In your copy, repeat the records exactly and leave out the pictures.

- **Data**
__________
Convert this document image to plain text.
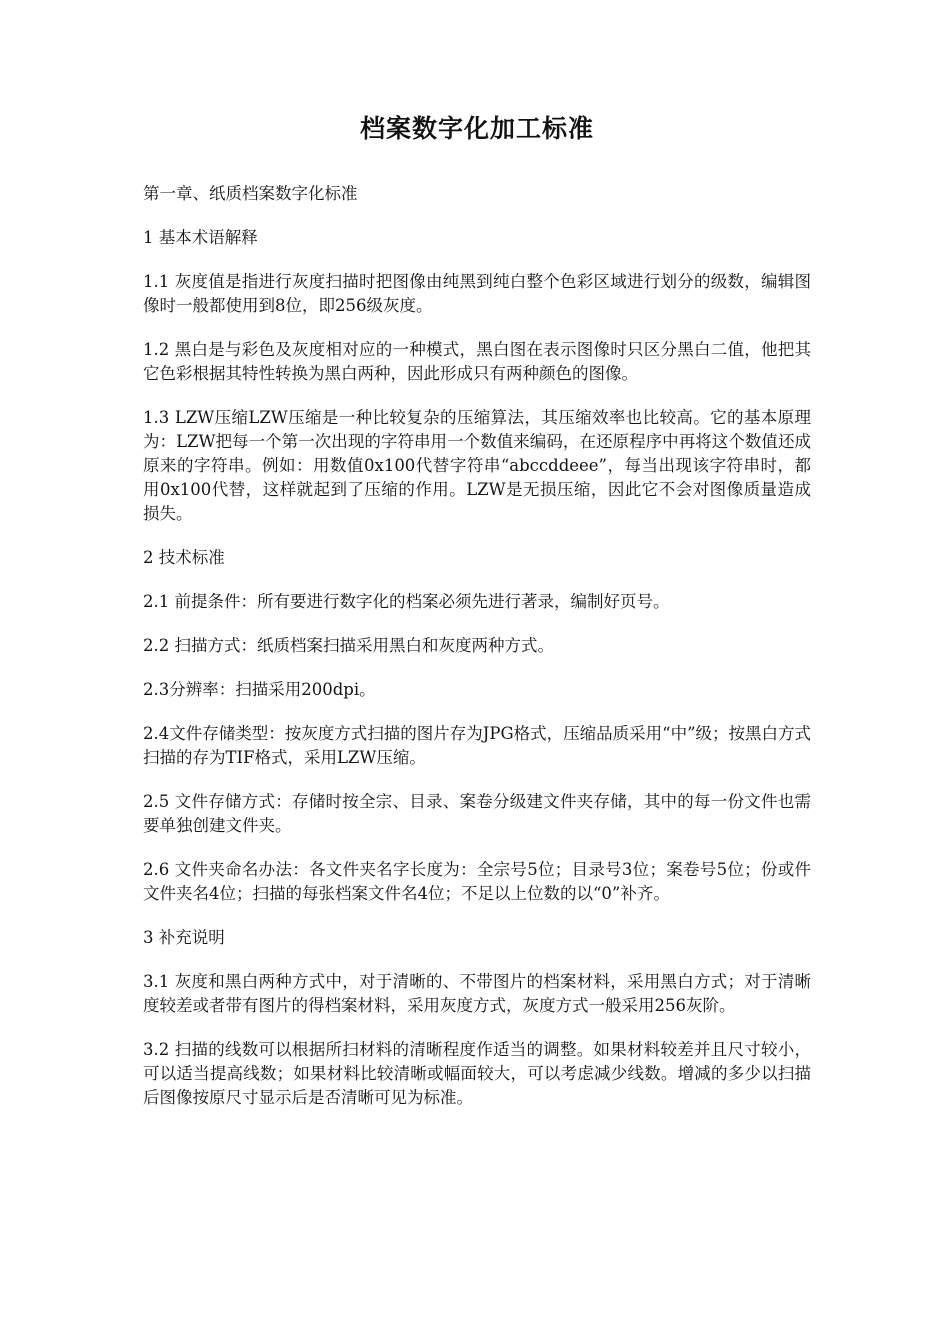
档案数字化加工标准

第一章、纸质档案数字化标准

1 基本术语解释

1.1 灰度值是指进行灰度扫描时把图像由纯黑到纯白整个色彩区域进行划分的级数，编辑图像时一般都使用到8位，即256级灰度。

1.2 黑白是与彩色及灰度相对应的一种模式，黑白图在表示图像时只区分黑白二值，他把其它色彩根据其特性转换为黑白两种，因此形成只有两种颜色的图像。

1.3 LZW压缩LZW压缩是一种比较复杂的压缩算法，其压缩效率也比较高。它的基本原理为：LZW把每一个第一次出现的字符串用一个数值来编码，在还原程序中再将这个数值还成原来的字符串。例如：用数值0x100代替字符串“abccddeee”，每当出现该字符串时，都用0x100代替，这样就起到了压缩的作用。LZW是无损压缩，因此它不会对图像质量造成损失。

2 技术标准

2.1 前提条件：所有要进行数字化的档案必须先进行著录，编制好页号。

2.2 扫描方式：纸质档案扫描采用黑白和灰度两种方式。

2.3分辨率：扫描采用200dpi。

2.4文件存储类型：按灰度方式扫描的图片存为JPG格式，压缩品质采用“中”级；按黑白方式扫描的存为TIF格式，采用LZW压缩。

2.5 文件存储方式：存储时按全宗、目录、案卷分级建文件夹存储，其中的每一份文件也需要单独创建文件夹。

2.6 文件夹命名办法：各文件夹名字长度为：全宗号5位；目录号3位；案卷号5位；份或件文件夹名4位；扫描的每张档案文件名4位；不足以上位数的以“0”补齐。

3 补充说明

3.1 灰度和黑白两种方式中，对于清晰的、不带图片的档案材料，采用黑白方式；对于清晰度较差或者带有图片的得档案材料，采用灰度方式，灰度方式一般采用256灰阶。

3.2 扫描的线数可以根据所扫材料的清晰程度作适当的调整。如果材料较差并且尺寸较小，可以适当提高线数；如果材料比较清晰或幅面较大，可以考虑减少线数。增减的多少以扫描后图像按原尺寸显示后是否清晰可见为标准。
__________
- **Answer to this problem**
Convert this document image to plain text.
档案数字化加工标准

第一章、纸质档案数字化标准

1 基本术语解释

1.1 灰度值是指进行灰度扫描时把图像由纯黑到纯白整个色彩区域进行划分的级数，编辑图像时一般都使用到8位，即256级灰度。

1.2 黑白是与彩色及灰度相对应的一种模式，黑白图在表示图像时只区分黑白二值，他把其它色彩根据其特性转换为黑白两种，因此形成只有两种颜色的图像。

1.3 LZW压缩LZW压缩是一种比较复杂的压缩算法，其压缩效率也比较高。它的基本原理为：LZW把每一个第一次出现的字符串用一个数值来编码，在还原程序中再将这个数值还成原来的字符串。例如：用数值0x100代替字符串“abccddeee”，每当出现该字符串时，都用0x100代替，这样就起到了压缩的作用。LZW是无损压缩，因此它不会对图像质量造成损失。

2 技术标准

2.1 前提条件：所有要进行数字化的档案必须先进行著录，编制好页号。

2.2 扫描方式：纸质档案扫描采用黑白和灰度两种方式。

2.3分辨率：扫描采用200dpi。

2.4文件存储类型：按灰度方式扫描的图片存为JPG格式，压缩品质采用“中”级；按黑白方式扫描的存为TIF格式，采用LZW压缩。

2.5 文件存储方式：存储时按全宗、目录、案卷分级建文件夹存储，其中的每一份文件也需要单独创建文件夹。

2.6 文件夹命名办法：各文件夹名字长度为：全宗号5位；目录号3位；案卷号5位；份或件文件夹名4位；扫描的每张档案文件名4位；不足以上位数的以“0”补齐。

3 补充说明

3.1 灰度和黑白两种方式中，对于清晰的、不带图片的档案材料，采用黑白方式；对于清晰度较差或者带有图片的得档案材料，采用灰度方式，灰度方式一般采用256灰阶。

3.2 扫描的线数可以根据所扫材料的清晰程度作适当的调整。如果材料较差并且尺寸较小，可以适当提高线数；如果材料比较清晰或幅面较大，可以考虑减少线数。增减的多少以扫描后图像按原尺寸显示后是否清晰可见为标准。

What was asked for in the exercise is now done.